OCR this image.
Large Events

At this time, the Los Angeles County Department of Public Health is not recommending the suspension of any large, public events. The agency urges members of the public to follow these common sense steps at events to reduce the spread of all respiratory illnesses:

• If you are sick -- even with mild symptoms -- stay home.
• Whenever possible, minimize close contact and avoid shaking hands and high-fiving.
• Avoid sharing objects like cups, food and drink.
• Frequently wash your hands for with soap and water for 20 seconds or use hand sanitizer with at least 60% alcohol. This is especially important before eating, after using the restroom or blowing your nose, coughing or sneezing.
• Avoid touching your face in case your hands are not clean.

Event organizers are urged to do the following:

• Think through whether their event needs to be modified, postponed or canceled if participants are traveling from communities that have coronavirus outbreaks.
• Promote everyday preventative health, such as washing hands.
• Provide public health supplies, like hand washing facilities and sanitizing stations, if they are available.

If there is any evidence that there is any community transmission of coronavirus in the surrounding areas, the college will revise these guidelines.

----------------

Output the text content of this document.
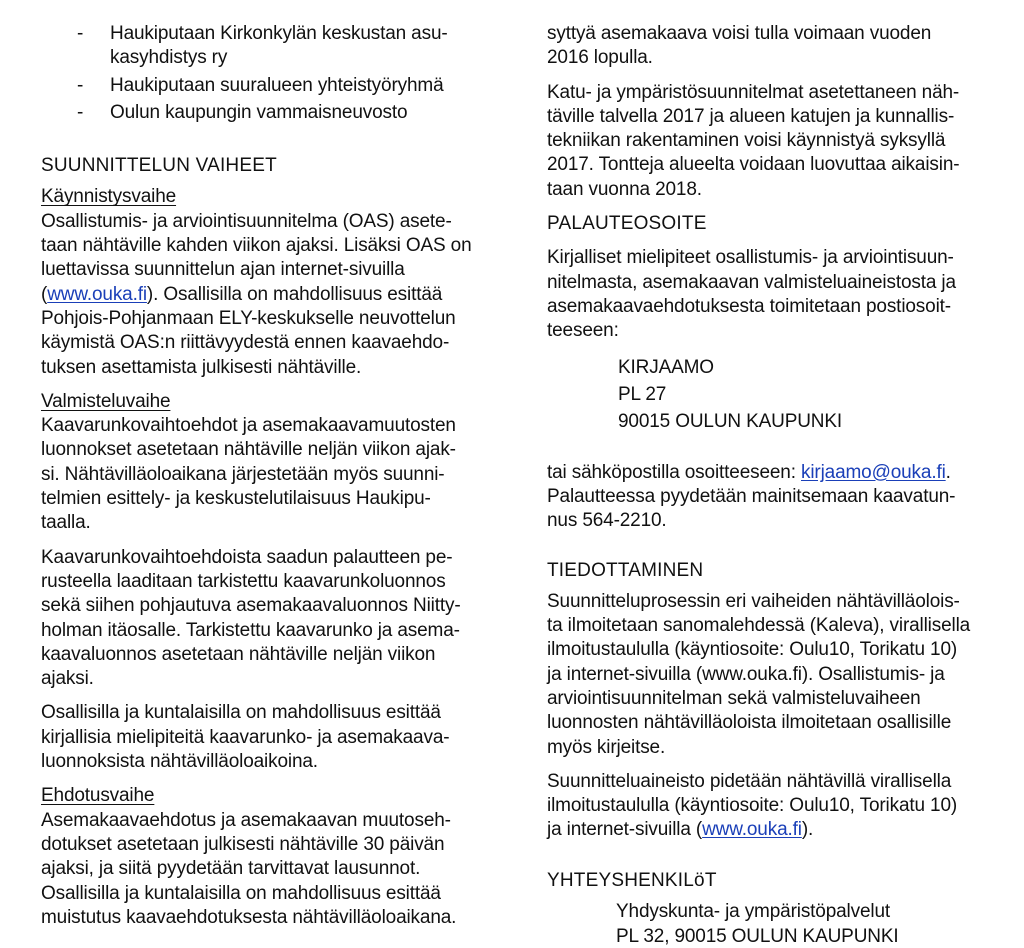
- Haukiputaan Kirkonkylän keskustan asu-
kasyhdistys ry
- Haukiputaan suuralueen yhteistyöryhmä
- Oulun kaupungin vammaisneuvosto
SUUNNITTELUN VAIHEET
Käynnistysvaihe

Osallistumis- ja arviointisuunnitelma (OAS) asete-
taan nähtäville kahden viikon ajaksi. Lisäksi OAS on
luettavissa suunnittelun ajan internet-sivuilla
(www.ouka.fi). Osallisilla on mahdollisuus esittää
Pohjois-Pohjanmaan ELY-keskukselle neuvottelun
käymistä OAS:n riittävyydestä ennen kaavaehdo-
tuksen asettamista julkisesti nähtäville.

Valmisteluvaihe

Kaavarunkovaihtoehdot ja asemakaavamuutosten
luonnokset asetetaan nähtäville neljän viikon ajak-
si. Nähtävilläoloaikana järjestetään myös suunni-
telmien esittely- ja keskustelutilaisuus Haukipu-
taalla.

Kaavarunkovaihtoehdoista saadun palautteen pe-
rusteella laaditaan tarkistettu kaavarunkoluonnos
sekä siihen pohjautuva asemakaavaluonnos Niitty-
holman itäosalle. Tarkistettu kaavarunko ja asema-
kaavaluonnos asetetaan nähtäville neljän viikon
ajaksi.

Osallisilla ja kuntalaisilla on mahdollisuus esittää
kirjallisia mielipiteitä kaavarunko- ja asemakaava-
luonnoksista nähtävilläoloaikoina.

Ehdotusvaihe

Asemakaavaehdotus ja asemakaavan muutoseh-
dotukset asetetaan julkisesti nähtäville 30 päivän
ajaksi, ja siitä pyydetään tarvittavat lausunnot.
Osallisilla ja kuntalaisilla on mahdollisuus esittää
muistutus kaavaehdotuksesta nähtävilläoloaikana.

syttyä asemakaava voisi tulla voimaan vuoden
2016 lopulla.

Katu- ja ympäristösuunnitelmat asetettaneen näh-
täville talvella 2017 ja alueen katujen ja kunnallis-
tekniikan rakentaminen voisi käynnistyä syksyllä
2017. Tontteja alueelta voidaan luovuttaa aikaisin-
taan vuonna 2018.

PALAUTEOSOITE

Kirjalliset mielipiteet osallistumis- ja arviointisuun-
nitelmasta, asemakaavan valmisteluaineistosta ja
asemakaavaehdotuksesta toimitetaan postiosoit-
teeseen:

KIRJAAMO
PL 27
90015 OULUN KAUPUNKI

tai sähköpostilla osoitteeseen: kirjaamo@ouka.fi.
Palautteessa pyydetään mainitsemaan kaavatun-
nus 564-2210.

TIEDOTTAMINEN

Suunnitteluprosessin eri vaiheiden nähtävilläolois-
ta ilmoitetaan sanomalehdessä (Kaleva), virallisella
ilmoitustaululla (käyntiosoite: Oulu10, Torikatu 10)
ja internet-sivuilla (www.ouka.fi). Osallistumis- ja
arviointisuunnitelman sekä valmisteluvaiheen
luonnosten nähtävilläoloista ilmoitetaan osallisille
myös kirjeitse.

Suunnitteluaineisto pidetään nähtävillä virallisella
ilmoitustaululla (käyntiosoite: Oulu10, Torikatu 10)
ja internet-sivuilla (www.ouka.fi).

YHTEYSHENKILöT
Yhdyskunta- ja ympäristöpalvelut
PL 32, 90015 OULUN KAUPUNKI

----------------

Work to be completed:
The lines holding the string "pyydetään" in the listing above are what you should copy out.

Result of the task:
ajaksi, ja siitä pyydetään tarvittavat lausunnot.
Palautteessa pyydetään mainitsemaan kaavatun-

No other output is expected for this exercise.